Repeat the entire listing exactly.

--------------------------------

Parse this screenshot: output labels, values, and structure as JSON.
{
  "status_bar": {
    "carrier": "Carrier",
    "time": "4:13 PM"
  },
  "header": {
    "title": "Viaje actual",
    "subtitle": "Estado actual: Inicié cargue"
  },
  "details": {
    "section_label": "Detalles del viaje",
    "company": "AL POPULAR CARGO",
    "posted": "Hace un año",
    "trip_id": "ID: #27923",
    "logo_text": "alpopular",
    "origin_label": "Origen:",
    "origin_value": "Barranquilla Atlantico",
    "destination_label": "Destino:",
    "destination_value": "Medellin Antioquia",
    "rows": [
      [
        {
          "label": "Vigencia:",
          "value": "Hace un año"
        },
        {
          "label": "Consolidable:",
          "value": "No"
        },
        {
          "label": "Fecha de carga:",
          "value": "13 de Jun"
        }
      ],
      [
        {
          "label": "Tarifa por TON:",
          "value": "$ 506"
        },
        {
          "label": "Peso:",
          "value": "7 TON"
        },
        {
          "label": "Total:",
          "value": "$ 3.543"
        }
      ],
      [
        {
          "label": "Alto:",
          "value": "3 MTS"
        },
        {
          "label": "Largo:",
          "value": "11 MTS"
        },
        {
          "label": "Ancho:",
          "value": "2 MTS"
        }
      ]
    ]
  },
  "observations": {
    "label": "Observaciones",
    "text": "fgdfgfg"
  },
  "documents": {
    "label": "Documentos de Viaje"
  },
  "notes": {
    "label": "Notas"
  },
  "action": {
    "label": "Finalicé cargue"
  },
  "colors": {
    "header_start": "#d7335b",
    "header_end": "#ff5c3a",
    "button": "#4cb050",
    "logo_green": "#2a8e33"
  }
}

--------------------------------

| SOLUTION TO THIS PROBLEM |
Parse this screenshot: output labels, values, and structure as JSON.
{
  "status_bar": {
    "carrier": "Carrier",
    "time": "4:13 PM"
  },
  "header": {
    "title": "Viaje actual",
    "subtitle": "Estado actual: Inicié cargue"
  },
  "details": {
    "section_label": "Detalles del viaje",
    "company": "AL POPULAR CARGO",
    "posted": "Hace un año",
    "trip_id": "ID: #27923",
    "logo_text": "alpopular",
    "origin_label": "Origen:",
    "origin_value": "Barranquilla Atlantico",
    "destination_label": "Destino:",
    "destination_value": "Medellin Antioquia",
    "rows": [
      [
        {
          "label": "Vigencia:",
          "value": "Hace un año"
        },
        {
          "label": "Consolidable:",
          "value": "No"
        },
        {
          "label": "Fecha de carga:",
          "value": "13 de Jun"
        }
      ],
      [
        {
          "label": "Tarifa por TON:",
          "value": "$ 506"
        },
        {
          "label": "Peso:",
          "value": "7 TON"
        },
        {
          "label": "Total:",
          "value": "$ 3.543"
        }
      ],
      [
        {
          "label": "Alto:",
          "value": "3 MTS"
        },
        {
          "label": "Largo:",
          "value": "11 MTS"
        },
        {
          "label": "Ancho:",
          "value": "2 MTS"
        }
      ]
    ]
  },
  "observations": {
    "label": "Observaciones",
    "text": "fgdfgfg"
  },
  "documents": {
    "label": "Documentos de Viaje"
  },
  "notes": {
    "label": "Notas"
  },
  "action": {
    "label": "Finalicé cargue"
  },
  "colors": {
    "header_start": "#d7335b",
    "header_end": "#ff5c3a",
    "button": "#4cb050",
    "logo_green": "#2a8e33"
  }
}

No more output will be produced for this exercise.